(Beginning of TEXT SHOWN)

As a result, more and more retailers are demanding sustainable packaging, “clean” materials and disclosure. HMKM’s DiGiacomo says this helps to reduce customers’ sense of guilt and helps them feel like they are reducing their impact.
Mitchell cites Danish womenswear brand Ganni’s London store as an example: its accessories are presented on plinths and trays made from recycled plastic waste and pressed fabrics, while rugs made from upcycled fabric from previous Ganni collections are embedded into the décor. It has also launched an in-store “take back” scheme, to encourage customers to donate unwanted clothing and shoes.
DiGiacomo adds that lesser-known materials also offer retailers the chance to tell an interesting story and connect with consumers over their shared interest in sustainability: “Unusual materials, such as those grown from mycelium or algae, are also becoming increasingly popular. By delving into the material’s origin, explaining the problem it solves and relaying an exciting story to customers, retailers can put an innovative spin on sustainability and make the movement more appealing.”

(End of TEXT SHOWN)
(Beginning of ENTRIES SHOWN)

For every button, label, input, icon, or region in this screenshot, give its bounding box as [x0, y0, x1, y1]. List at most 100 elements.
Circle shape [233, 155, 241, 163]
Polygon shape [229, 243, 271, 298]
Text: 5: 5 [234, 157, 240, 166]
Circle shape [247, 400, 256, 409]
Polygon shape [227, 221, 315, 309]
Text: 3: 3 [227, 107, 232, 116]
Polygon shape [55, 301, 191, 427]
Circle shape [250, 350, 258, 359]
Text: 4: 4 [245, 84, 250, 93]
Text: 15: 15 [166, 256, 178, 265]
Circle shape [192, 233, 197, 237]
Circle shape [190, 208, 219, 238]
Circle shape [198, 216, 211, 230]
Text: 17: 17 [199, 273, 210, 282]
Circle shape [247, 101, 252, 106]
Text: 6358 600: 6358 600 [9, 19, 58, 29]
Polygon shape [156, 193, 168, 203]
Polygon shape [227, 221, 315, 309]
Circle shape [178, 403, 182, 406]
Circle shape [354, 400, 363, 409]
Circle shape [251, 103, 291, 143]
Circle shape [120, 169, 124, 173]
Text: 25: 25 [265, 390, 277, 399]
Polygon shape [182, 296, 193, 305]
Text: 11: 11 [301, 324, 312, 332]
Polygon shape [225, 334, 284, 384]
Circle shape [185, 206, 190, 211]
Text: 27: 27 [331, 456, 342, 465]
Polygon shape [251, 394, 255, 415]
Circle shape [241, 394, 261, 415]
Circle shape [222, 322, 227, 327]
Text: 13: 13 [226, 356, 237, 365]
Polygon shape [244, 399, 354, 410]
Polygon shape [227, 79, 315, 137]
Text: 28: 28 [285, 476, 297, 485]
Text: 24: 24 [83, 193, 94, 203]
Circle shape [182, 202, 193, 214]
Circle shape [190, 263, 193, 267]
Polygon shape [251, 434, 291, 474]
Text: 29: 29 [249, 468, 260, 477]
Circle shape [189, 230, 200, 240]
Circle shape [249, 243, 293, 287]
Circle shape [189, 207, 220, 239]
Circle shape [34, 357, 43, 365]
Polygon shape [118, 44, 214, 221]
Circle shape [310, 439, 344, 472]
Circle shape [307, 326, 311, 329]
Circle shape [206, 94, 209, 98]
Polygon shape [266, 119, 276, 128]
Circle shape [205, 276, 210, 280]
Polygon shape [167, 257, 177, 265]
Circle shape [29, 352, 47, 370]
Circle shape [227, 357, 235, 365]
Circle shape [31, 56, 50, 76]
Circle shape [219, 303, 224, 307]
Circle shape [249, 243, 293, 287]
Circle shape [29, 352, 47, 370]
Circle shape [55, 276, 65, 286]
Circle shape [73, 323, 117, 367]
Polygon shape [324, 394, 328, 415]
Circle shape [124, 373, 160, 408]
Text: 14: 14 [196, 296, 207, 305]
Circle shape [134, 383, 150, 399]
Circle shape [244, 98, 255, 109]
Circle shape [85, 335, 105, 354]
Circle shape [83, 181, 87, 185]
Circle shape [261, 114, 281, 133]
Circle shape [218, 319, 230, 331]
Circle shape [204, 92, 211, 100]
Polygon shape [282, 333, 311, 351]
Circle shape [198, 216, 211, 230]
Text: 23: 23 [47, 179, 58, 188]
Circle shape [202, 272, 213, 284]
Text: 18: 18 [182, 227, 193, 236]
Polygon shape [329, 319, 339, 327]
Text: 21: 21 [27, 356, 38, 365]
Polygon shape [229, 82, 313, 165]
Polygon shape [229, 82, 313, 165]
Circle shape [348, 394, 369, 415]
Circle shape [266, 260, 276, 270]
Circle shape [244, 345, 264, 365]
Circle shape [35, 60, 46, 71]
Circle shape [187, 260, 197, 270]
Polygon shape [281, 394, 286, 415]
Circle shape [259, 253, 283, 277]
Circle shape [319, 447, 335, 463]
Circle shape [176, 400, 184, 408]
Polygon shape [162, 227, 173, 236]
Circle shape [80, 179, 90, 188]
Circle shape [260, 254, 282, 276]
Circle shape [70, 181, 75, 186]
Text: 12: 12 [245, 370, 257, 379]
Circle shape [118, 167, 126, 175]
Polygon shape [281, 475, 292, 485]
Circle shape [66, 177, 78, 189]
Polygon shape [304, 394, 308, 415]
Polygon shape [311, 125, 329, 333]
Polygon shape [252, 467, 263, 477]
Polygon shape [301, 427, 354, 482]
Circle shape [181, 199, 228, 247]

(End of ENTRIES SHOWN)

ACTIONS TO TAKE =
a) According to the passage on sustainable retail, what three things are more and more retailers demanding?
b) In the passage on sustainable retail, what does Ganni's in-store "take back" scheme encourage customers to do?
The listing has no connection to the passage on sustainable retail.

EXPECTED RESPONSES =
a) Sustainable packaging, "clean" materials, and disclosure.

b) It encourages customers to donate unwanted clothing and shoes.